## STORED ROWS
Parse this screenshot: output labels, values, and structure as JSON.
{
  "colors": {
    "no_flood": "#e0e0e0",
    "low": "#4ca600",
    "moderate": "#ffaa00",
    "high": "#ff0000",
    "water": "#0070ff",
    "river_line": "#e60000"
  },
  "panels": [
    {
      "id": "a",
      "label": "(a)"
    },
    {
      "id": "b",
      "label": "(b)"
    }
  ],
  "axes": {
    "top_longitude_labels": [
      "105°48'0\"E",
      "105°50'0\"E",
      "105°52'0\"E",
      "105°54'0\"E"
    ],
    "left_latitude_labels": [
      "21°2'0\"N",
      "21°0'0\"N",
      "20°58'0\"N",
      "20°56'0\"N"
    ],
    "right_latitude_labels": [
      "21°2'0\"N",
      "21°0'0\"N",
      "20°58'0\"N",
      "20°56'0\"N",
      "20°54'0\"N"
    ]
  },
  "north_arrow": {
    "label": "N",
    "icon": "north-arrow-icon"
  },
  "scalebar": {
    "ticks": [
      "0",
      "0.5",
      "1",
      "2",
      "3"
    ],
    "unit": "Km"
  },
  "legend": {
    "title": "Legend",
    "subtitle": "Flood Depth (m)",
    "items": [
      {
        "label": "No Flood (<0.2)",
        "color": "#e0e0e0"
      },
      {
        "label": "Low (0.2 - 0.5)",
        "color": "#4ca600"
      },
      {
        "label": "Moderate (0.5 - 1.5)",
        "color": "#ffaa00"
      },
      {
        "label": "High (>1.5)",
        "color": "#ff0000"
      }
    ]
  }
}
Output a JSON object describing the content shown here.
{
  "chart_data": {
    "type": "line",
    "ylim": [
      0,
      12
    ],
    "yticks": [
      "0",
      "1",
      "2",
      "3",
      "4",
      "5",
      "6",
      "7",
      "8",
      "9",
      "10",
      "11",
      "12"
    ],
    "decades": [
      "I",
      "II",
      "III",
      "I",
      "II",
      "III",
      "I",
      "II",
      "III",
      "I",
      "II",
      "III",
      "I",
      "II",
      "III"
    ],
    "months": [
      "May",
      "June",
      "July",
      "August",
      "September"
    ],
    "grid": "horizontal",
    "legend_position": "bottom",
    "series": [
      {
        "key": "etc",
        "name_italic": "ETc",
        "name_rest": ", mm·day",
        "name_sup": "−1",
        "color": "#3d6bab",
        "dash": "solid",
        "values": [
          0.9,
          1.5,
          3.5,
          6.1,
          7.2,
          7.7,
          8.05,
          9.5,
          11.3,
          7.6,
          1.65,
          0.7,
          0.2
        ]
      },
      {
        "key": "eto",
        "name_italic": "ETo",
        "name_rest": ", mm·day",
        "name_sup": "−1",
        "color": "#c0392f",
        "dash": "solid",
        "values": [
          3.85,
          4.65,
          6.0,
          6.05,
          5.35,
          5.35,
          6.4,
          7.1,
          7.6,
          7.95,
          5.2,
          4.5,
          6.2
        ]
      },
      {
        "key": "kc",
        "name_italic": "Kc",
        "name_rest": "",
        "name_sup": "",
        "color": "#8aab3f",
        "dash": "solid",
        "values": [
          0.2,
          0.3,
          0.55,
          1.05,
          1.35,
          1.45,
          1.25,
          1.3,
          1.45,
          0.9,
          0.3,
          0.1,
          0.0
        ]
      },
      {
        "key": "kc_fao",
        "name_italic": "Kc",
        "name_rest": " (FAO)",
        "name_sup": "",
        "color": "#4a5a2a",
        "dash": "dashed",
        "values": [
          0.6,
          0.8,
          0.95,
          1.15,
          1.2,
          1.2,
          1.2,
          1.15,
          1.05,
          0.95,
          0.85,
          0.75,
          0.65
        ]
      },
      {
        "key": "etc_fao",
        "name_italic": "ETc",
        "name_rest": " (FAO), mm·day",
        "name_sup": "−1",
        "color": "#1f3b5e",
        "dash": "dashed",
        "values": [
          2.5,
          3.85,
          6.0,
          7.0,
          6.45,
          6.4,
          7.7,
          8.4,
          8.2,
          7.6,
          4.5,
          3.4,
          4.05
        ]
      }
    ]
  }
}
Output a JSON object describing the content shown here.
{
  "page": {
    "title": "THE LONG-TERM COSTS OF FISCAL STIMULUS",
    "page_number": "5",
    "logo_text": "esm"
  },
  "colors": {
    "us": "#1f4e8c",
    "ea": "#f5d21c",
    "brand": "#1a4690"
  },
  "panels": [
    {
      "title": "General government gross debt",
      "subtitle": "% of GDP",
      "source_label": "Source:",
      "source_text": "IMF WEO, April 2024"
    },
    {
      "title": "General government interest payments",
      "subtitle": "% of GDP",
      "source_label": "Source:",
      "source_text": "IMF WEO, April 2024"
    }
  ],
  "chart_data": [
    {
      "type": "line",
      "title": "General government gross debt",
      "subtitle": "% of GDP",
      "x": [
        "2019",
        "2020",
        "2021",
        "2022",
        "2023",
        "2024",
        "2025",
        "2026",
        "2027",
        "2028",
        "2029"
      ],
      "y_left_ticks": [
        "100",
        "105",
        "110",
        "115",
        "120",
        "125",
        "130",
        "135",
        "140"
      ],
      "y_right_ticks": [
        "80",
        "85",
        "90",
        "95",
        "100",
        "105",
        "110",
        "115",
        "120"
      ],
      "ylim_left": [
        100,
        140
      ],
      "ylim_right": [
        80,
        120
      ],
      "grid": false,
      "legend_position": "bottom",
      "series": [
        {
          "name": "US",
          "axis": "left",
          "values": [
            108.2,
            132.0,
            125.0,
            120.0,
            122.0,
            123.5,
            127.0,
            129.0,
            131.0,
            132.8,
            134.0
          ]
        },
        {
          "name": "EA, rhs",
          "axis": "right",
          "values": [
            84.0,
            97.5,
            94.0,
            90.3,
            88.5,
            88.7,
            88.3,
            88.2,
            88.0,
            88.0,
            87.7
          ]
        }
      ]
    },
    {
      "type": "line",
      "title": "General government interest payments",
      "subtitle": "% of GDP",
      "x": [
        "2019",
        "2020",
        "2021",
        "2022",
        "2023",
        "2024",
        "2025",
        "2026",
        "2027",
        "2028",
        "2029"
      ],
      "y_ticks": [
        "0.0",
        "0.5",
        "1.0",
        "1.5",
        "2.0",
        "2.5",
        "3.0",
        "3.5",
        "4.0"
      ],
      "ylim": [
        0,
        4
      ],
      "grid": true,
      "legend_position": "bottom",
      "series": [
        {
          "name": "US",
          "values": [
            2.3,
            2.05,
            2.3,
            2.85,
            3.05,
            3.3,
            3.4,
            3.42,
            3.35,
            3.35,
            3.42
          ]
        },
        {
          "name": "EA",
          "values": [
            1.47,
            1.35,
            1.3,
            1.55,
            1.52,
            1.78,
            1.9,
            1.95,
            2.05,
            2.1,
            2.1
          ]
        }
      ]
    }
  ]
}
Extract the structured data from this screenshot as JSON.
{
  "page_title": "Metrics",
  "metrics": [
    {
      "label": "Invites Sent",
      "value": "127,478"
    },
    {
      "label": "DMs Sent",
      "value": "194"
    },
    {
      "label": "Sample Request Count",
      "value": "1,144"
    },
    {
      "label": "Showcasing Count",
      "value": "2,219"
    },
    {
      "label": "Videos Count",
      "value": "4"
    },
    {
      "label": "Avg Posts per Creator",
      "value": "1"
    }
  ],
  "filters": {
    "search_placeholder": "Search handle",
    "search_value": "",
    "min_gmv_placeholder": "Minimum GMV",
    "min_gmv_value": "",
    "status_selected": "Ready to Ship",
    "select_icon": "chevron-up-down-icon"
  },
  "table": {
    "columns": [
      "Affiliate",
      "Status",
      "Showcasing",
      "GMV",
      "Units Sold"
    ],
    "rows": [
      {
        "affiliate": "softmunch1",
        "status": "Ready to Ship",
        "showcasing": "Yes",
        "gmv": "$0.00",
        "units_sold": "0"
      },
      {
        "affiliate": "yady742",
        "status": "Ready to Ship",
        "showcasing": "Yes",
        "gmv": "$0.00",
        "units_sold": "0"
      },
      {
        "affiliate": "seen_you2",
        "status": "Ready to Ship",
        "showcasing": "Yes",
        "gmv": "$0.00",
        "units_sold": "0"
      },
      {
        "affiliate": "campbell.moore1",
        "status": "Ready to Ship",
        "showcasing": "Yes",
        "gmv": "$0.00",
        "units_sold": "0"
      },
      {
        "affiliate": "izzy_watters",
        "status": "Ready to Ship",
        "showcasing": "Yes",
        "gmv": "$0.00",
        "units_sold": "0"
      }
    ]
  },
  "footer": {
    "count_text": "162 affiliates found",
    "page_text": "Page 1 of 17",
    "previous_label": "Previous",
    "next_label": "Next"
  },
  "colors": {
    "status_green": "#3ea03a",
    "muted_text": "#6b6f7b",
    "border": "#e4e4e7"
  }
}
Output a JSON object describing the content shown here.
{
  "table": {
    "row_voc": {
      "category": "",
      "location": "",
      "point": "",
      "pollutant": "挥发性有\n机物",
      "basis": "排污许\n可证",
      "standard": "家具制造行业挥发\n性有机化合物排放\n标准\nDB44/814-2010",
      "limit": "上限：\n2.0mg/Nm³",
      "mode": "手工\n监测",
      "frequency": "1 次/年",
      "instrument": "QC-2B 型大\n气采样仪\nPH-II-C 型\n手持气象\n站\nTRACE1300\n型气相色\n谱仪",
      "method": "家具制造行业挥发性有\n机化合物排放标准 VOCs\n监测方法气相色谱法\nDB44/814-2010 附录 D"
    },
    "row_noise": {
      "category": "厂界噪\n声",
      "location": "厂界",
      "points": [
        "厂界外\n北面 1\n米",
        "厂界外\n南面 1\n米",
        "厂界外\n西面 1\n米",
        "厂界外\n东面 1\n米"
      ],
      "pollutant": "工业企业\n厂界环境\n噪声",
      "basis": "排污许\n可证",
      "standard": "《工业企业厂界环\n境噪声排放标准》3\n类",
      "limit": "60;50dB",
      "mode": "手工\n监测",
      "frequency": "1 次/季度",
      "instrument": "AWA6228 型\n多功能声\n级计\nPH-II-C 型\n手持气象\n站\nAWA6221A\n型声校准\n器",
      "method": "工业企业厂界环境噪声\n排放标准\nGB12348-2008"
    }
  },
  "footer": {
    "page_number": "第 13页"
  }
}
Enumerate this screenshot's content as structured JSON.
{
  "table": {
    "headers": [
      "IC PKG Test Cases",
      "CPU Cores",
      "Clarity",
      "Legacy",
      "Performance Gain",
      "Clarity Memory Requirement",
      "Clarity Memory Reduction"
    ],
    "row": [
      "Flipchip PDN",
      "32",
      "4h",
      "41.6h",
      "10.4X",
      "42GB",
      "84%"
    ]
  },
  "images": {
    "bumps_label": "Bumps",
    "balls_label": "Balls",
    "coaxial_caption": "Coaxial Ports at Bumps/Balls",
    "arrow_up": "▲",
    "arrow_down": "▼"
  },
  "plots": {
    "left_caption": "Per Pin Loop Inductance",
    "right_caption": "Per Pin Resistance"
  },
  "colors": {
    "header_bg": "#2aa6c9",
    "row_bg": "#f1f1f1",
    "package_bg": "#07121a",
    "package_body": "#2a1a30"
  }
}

## EXERCISE DIRECTIONS
Go through the material above and copy each line that has the word "instrument".

## EXERCISE RESPONSE
      "instrument": "QC-2B 型大\n气采样仪\nPH-II-C 型\n手持气象\n站\nTRACE1300\n型气相色\n谱仪",
      "instrument": "AWA6228 型\n多功能声\n级计\nPH-II-C 型\n手持气象\n站\nAWA6221A\n型声校准\n器",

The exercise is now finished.